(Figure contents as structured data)
►

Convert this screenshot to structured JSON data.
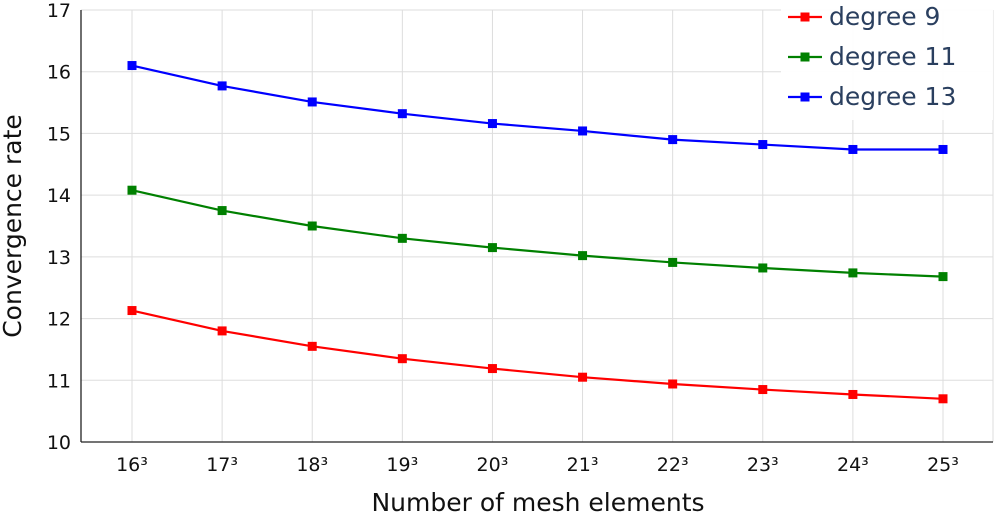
{
  "chart_data": {
    "type": "line",
    "title": "",
    "xlabel": "Number of mesh elements",
    "ylabel": "Convergence rate",
    "ylim": [
      10,
      17
    ],
    "yticks": [
      10,
      11,
      12,
      13,
      14,
      15,
      16,
      17
    ],
    "x": [
      16,
      17,
      18,
      19,
      20,
      21,
      22,
      23,
      24,
      25
    ],
    "x_tick_labels": [
      "16³",
      "17³",
      "18³",
      "19³",
      "20³",
      "21³",
      "22³",
      "23³",
      "24³",
      "25³"
    ],
    "grid": true,
    "legend_position": "top-right",
    "series": [
      {
        "name": "degree 9",
        "color": "#ff0000",
        "values": [
          12.13,
          11.8,
          11.55,
          11.35,
          11.19,
          11.05,
          10.94,
          10.85,
          10.77,
          10.7
        ]
      },
      {
        "name": "degree 11",
        "color": "#008000",
        "values": [
          14.08,
          13.75,
          13.5,
          13.3,
          13.15,
          13.02,
          12.91,
          12.82,
          12.74,
          12.68
        ]
      },
      {
        "name": "degree 13",
        "color": "#0000ff",
        "values": [
          16.1,
          15.77,
          15.51,
          15.32,
          15.16,
          15.04,
          14.9,
          14.82,
          14.74,
          14.74
        ]
      }
    ]
  }
}
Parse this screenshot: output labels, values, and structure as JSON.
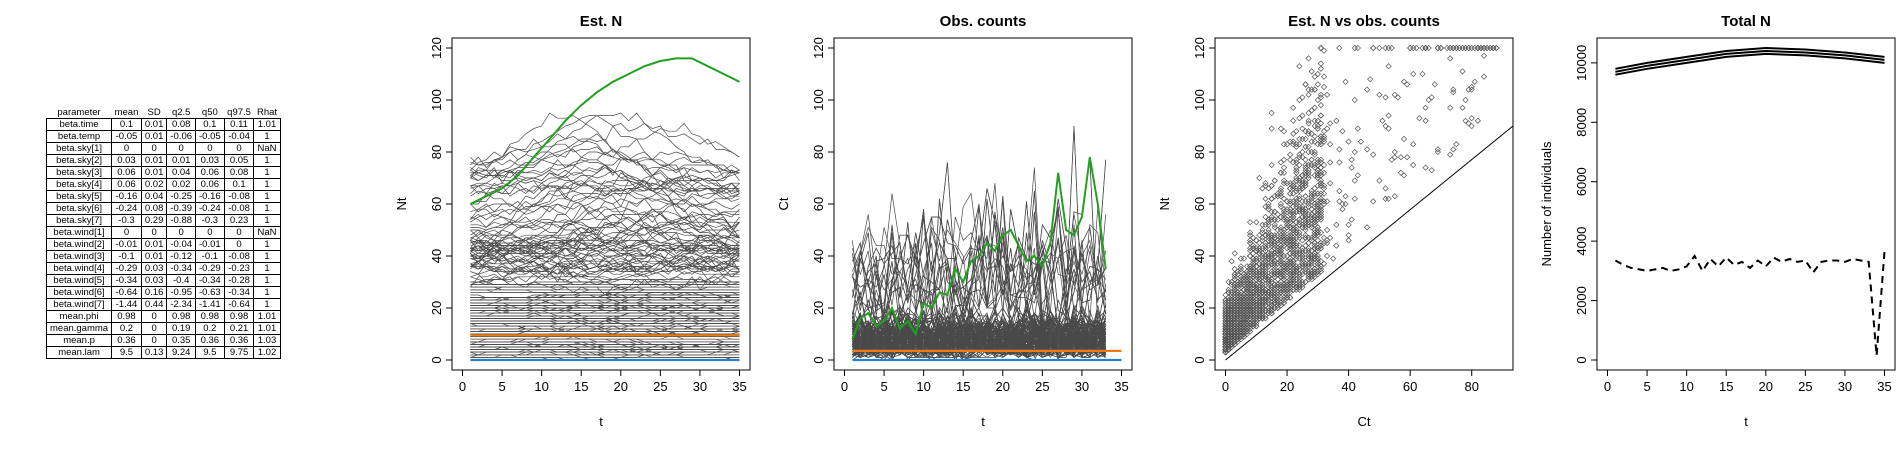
{
  "param_table": {
    "headers": [
      "parameter",
      "mean",
      "SD",
      "q2.5",
      "q50",
      "q97.5",
      "Rhat"
    ],
    "rows": [
      [
        "beta.time",
        "0.1",
        "0.01",
        "0.08",
        "0.1",
        "0.11",
        "1.01"
      ],
      [
        "beta.temp",
        "-0.05",
        "0.01",
        "-0.06",
        "-0.05",
        "-0.04",
        "1"
      ],
      [
        "beta.sky[1]",
        "0",
        "0",
        "0",
        "0",
        "0",
        "NaN"
      ],
      [
        "beta.sky[2]",
        "0.03",
        "0.01",
        "0.01",
        "0.03",
        "0.05",
        "1"
      ],
      [
        "beta.sky[3]",
        "0.06",
        "0.01",
        "0.04",
        "0.06",
        "0.08",
        "1"
      ],
      [
        "beta.sky[4]",
        "0.06",
        "0.02",
        "0.02",
        "0.06",
        "0.1",
        "1"
      ],
      [
        "beta.sky[5]",
        "-0.16",
        "0.04",
        "-0.25",
        "-0.16",
        "-0.08",
        "1"
      ],
      [
        "beta.sky[6]",
        "-0.24",
        "0.08",
        "-0.39",
        "-0.24",
        "-0.08",
        "1"
      ],
      [
        "beta.sky[7]",
        "-0.3",
        "0.29",
        "-0.88",
        "-0.3",
        "0.23",
        "1"
      ],
      [
        "beta.wind[1]",
        "0",
        "0",
        "0",
        "0",
        "0",
        "NaN"
      ],
      [
        "beta.wind[2]",
        "-0.01",
        "0.01",
        "-0.04",
        "-0.01",
        "0",
        "1"
      ],
      [
        "beta.wind[3]",
        "-0.1",
        "0.01",
        "-0.12",
        "-0.1",
        "-0.08",
        "1"
      ],
      [
        "beta.wind[4]",
        "-0.29",
        "0.03",
        "-0.34",
        "-0.29",
        "-0.23",
        "1"
      ],
      [
        "beta.wind[5]",
        "-0.34",
        "0.03",
        "-0.4",
        "-0.34",
        "-0.28",
        "1"
      ],
      [
        "beta.wind[6]",
        "-0.64",
        "0.16",
        "-0.95",
        "-0.63",
        "-0.34",
        "1"
      ],
      [
        "beta.wind[7]",
        "-1.44",
        "0.44",
        "-2.34",
        "-1.41",
        "-0.64",
        "1"
      ],
      [
        "mean.phi",
        "0.98",
        "0",
        "0.98",
        "0.98",
        "0.98",
        "1.01"
      ],
      [
        "mean.gamma",
        "0.2",
        "0",
        "0.19",
        "0.2",
        "0.21",
        "1.01"
      ],
      [
        "mean.p",
        "0.36",
        "0",
        "0.35",
        "0.36",
        "0.36",
        "1.03"
      ],
      [
        "mean.lam",
        "9.5",
        "0.13",
        "9.24",
        "9.5",
        "9.75",
        "1.02"
      ]
    ]
  },
  "colors": {
    "lines": "#4a4a4a",
    "highlight": "#22a022",
    "mean_line": "#f07a10",
    "zero_line": "#2a7fd0",
    "points": "#555555"
  },
  "chart_data": [
    {
      "type": "line",
      "title": "Est. N",
      "xlabel": "t",
      "ylabel": "Nt",
      "xlim": [
        0,
        35
      ],
      "ylim": [
        0,
        120
      ],
      "xticks": [
        0,
        5,
        10,
        15,
        20,
        25,
        30,
        35
      ],
      "yticks": [
        0,
        20,
        40,
        60,
        80,
        100,
        120
      ],
      "n_sites": 260,
      "n_occasions": 35,
      "highlight_series": {
        "name": "example site",
        "x": [
          1,
          3,
          5,
          7,
          9,
          11,
          13,
          15,
          17,
          19,
          21,
          23,
          25,
          27,
          29,
          31,
          33,
          35
        ],
        "values": [
          60,
          63,
          66,
          71,
          78,
          85,
          92,
          98,
          103,
          107,
          110,
          113,
          115,
          116,
          116,
          113,
          110,
          107
        ]
      },
      "mean_value": 9.5,
      "zero_value": 0
    },
    {
      "type": "line",
      "title": "Obs. counts",
      "xlabel": "t",
      "ylabel": "Ct",
      "xlim": [
        0,
        35
      ],
      "ylim": [
        0,
        120
      ],
      "xticks": [
        0,
        5,
        10,
        15,
        20,
        25,
        30,
        35
      ],
      "yticks": [
        0,
        20,
        40,
        60,
        80,
        100,
        120
      ],
      "n_sites": 260,
      "n_occasions": 33,
      "highlight_series": {
        "name": "example site",
        "x": [
          1,
          2,
          3,
          4,
          5,
          6,
          7,
          8,
          9,
          10,
          11,
          12,
          13,
          14,
          15,
          16,
          17,
          18,
          19,
          20,
          21,
          22,
          23,
          24,
          25,
          26,
          27,
          28,
          29,
          30,
          31,
          32,
          33
        ],
        "values": [
          8,
          16,
          18,
          13,
          15,
          20,
          12,
          15,
          10,
          22,
          20,
          26,
          25,
          35,
          30,
          38,
          40,
          45,
          42,
          48,
          50,
          44,
          38,
          40,
          36,
          45,
          72,
          50,
          48,
          55,
          78,
          60,
          35
        ]
      },
      "mean_value": 3.5,
      "zero_value": 0
    },
    {
      "type": "scatter",
      "title": "Est. N vs obs. counts",
      "xlabel": "Ct",
      "ylabel": "Nt",
      "xlim": [
        0,
        90
      ],
      "ylim": [
        0,
        120
      ],
      "xticks": [
        0,
        20,
        40,
        60,
        80
      ],
      "yticks": [
        0,
        20,
        40,
        60,
        80,
        100,
        120
      ],
      "n_points": 2600,
      "reference_line": {
        "intercept": 0,
        "slope": 1
      }
    },
    {
      "type": "line",
      "title": "Total N",
      "xlabel": "t",
      "ylabel": "Number of individuals",
      "xlim": [
        0,
        35
      ],
      "ylim": [
        0,
        10500
      ],
      "xticks": [
        0,
        5,
        10,
        15,
        20,
        25,
        30,
        35
      ],
      "yticks": [
        0,
        2000,
        4000,
        6000,
        8000,
        10000
      ],
      "series": [
        {
          "name": "total N",
          "style": "solid",
          "x": [
            1,
            5,
            10,
            15,
            20,
            25,
            30,
            35
          ],
          "values": [
            9700,
            9900,
            10100,
            10300,
            10400,
            10350,
            10250,
            10100
          ]
        },
        {
          "name": "total N lower",
          "style": "solid",
          "x": [
            1,
            5,
            10,
            15,
            20,
            25,
            30,
            35
          ],
          "values": [
            9600,
            9800,
            10000,
            10200,
            10300,
            10250,
            10150,
            10000
          ]
        },
        {
          "name": "total N upper",
          "style": "solid",
          "x": [
            1,
            5,
            10,
            15,
            20,
            25,
            30,
            35
          ],
          "values": [
            9800,
            10000,
            10200,
            10400,
            10500,
            10450,
            10350,
            10200
          ]
        },
        {
          "name": "total counts",
          "style": "dashed",
          "x": [
            1,
            2,
            3,
            4,
            5,
            6,
            7,
            8,
            9,
            10,
            11,
            12,
            13,
            14,
            15,
            16,
            17,
            18,
            19,
            20,
            21,
            22,
            23,
            24,
            25,
            26,
            27,
            28,
            29,
            30,
            31,
            32,
            33,
            34,
            35
          ],
          "values": [
            3350,
            3200,
            3100,
            3050,
            3000,
            3050,
            3100,
            3000,
            3050,
            3150,
            3500,
            3000,
            3400,
            3150,
            3450,
            3200,
            3300,
            3100,
            3350,
            3150,
            3450,
            3300,
            3400,
            3300,
            3350,
            2950,
            3300,
            3350,
            3350,
            3300,
            3400,
            3350,
            3300,
            150,
            3650
          ]
        }
      ]
    }
  ]
}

◄

- **Problem requirements**
Copy each line of the records above that carries the word "title".

- **Solution for this problem**
    "title": "",
      "title": "Est. N",
      "title": "Obs. counts",
      "title": "Est. N vs obs. counts",
      "title": "Total N",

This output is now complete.